***** Entries *****

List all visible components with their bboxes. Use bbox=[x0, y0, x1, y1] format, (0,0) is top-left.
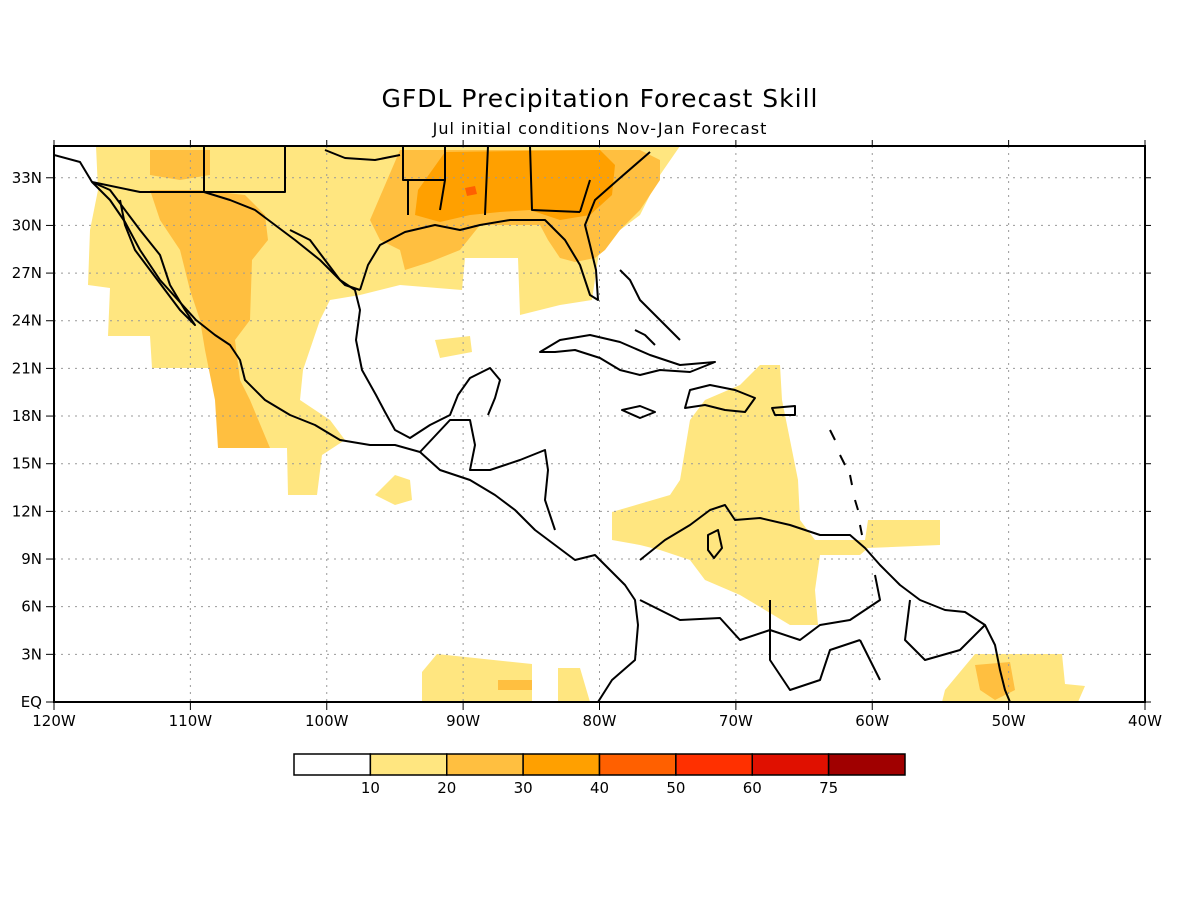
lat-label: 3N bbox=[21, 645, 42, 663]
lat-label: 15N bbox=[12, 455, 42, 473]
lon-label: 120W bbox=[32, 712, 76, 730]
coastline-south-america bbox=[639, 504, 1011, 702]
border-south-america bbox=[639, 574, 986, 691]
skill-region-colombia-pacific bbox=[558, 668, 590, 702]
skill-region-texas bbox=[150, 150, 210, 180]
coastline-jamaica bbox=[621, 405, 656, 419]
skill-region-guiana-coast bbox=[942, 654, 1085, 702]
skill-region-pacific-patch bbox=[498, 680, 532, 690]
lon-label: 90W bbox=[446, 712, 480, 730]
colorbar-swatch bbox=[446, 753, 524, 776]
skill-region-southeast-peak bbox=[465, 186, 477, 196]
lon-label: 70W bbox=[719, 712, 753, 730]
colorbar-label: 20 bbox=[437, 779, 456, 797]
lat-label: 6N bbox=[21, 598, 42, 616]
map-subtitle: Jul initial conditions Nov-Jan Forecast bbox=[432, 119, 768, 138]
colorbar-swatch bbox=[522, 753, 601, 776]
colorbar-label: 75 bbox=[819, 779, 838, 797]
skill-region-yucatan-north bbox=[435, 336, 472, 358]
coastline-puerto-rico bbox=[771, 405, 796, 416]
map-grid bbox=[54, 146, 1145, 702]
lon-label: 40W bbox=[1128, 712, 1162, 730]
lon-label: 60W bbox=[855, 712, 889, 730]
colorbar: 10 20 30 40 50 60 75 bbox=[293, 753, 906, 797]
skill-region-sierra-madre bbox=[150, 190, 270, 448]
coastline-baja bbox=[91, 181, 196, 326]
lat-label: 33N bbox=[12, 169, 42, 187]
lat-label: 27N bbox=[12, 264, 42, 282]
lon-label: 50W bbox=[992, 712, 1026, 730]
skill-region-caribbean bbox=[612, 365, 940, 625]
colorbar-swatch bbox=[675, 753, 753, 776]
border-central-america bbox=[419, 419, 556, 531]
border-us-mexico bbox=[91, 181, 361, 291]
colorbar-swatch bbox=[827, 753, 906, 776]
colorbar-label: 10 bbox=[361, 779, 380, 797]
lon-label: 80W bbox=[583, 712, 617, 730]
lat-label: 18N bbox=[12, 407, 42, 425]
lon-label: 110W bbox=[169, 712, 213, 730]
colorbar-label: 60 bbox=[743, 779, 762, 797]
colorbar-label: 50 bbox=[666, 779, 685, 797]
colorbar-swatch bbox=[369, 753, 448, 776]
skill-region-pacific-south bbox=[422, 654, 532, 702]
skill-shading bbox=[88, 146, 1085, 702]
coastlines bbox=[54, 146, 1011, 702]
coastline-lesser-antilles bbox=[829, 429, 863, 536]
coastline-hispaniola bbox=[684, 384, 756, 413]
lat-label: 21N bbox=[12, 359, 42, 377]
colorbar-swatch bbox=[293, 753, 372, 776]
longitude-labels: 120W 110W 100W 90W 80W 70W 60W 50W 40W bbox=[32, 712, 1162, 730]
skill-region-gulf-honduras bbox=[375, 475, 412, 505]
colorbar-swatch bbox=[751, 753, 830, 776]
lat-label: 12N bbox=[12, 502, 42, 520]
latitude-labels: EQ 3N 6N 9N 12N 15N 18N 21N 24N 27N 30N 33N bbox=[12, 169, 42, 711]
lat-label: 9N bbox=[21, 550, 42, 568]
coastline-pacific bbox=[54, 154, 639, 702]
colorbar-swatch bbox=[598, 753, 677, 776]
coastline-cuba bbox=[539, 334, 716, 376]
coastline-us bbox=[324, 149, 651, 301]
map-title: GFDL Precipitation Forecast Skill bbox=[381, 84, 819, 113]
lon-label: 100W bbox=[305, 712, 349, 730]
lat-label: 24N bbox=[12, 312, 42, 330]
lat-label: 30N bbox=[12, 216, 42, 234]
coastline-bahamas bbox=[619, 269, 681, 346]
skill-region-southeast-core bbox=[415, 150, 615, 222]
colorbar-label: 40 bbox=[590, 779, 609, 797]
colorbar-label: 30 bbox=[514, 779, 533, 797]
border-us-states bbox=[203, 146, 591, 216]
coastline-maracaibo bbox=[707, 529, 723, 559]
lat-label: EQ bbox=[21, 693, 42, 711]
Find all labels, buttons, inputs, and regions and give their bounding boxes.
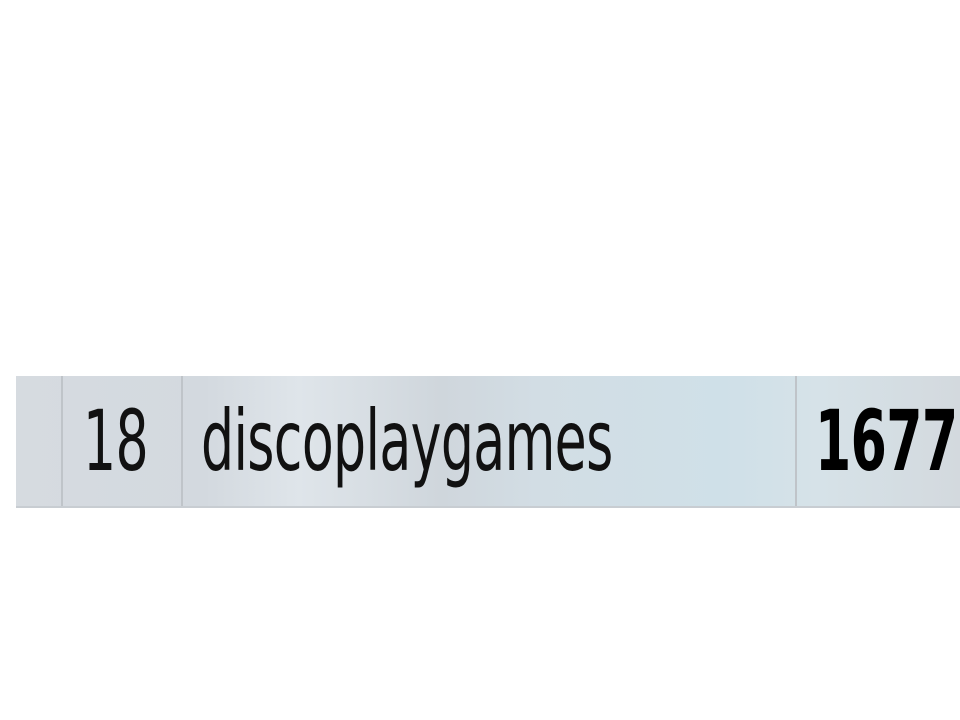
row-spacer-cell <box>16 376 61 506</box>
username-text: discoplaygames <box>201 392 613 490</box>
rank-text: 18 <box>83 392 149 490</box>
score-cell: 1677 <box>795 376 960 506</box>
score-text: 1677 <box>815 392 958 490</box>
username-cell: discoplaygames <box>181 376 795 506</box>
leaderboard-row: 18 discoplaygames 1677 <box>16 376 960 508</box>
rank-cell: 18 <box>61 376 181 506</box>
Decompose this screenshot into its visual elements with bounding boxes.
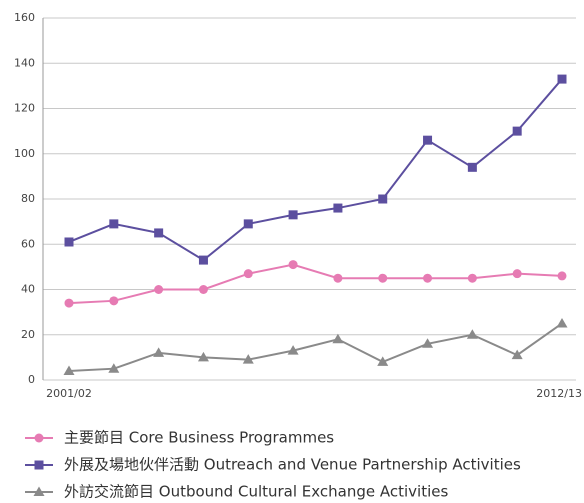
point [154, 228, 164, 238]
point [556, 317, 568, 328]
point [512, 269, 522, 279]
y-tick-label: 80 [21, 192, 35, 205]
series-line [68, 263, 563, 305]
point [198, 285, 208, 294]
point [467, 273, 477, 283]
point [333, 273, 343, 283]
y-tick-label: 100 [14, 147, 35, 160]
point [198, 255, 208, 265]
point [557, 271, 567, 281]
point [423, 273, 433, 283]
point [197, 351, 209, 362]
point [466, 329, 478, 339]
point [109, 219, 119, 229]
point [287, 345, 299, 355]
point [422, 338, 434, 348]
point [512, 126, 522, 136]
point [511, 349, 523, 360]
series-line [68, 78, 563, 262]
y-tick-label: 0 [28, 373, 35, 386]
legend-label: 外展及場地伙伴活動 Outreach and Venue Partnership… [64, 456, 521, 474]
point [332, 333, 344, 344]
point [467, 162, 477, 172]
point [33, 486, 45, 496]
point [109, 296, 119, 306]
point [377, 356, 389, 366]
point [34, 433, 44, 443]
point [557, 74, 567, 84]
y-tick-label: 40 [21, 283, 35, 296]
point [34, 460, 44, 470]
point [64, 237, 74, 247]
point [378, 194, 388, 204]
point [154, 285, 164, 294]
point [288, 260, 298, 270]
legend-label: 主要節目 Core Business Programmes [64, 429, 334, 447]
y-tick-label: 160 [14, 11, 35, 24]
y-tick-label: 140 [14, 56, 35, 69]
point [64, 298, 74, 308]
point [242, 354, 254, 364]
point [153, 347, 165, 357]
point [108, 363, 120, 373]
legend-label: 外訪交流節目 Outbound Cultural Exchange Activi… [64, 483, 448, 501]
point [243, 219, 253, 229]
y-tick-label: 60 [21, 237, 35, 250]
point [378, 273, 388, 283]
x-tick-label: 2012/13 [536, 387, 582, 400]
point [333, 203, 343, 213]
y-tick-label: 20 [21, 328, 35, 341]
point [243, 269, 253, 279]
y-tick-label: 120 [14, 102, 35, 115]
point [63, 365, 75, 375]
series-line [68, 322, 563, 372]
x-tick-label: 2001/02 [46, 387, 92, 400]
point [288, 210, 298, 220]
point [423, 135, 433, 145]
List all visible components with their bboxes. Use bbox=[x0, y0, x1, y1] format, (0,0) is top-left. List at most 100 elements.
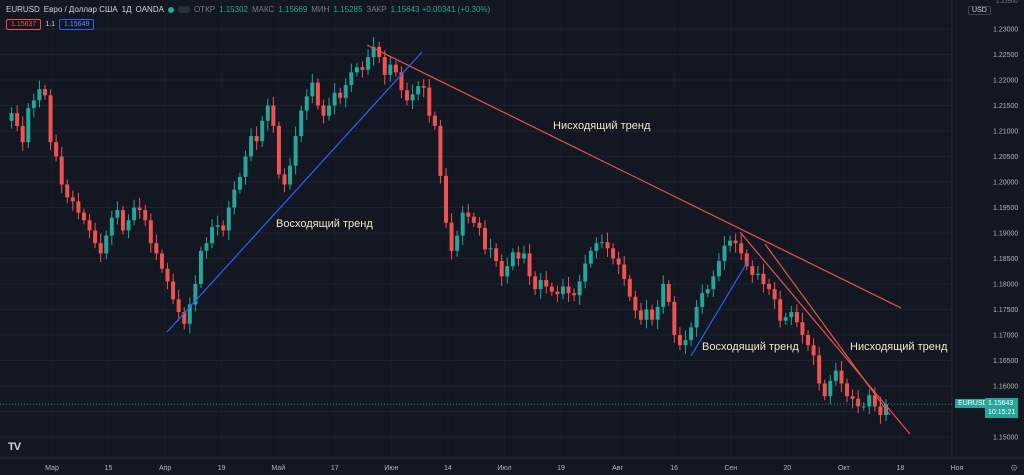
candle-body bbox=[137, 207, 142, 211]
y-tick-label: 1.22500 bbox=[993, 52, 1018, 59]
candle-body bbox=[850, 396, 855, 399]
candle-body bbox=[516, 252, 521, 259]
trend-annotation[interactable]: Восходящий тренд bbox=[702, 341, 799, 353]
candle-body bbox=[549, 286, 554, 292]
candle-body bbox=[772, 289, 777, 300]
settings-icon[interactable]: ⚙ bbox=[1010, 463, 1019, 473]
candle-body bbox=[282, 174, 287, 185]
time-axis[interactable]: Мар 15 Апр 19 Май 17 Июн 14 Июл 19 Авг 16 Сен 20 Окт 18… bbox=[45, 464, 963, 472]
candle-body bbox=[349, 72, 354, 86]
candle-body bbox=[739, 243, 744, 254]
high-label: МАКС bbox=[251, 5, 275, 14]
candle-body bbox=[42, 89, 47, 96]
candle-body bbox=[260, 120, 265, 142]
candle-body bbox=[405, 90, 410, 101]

*****

> _Problem to solve_: Turn the lines above into a numbered list, starting with the line containing "lat-label: 3N bbox=[21, 645, 42, 663]" and ending with the line containing "lat-label: 6N bbox=[21, 598, 42, 616]", both included. Leave out any blank lines.

> _Answer for the task_:
1. lat-label: 3N bbox=[21, 645, 42, 663]
2. lat-label: 15N bbox=[12, 455, 42, 473]
3. lon-label: 120W bbox=[32, 712, 76, 730]
4. coastline-south-america bbox=[639, 504, 1011, 702]
5. border-south-america bbox=[639, 574, 986, 691]
6. skill-region-colombia-pacific bbox=[558, 668, 590, 702]
7. skill-region-texas bbox=[150, 150, 210, 180]
8. coastline-jamaica bbox=[621, 405, 656, 419]
9. skill-region-guiana-coast bbox=[942, 654, 1085, 702]
10. skill-region-pacific-patch bbox=[498, 680, 532, 690]
11. lon-label: 90W bbox=[446, 712, 480, 730]
12. colorbar-swatch bbox=[446, 753, 524, 776]
13. skill-region-southeast-peak bbox=[465, 186, 477, 196]
14. lon-label: 70W bbox=[719, 712, 753, 730]
15. colorbar-label: 20 bbox=[437, 779, 456, 797]
16. lat-label: 6N bbox=[21, 598, 42, 616]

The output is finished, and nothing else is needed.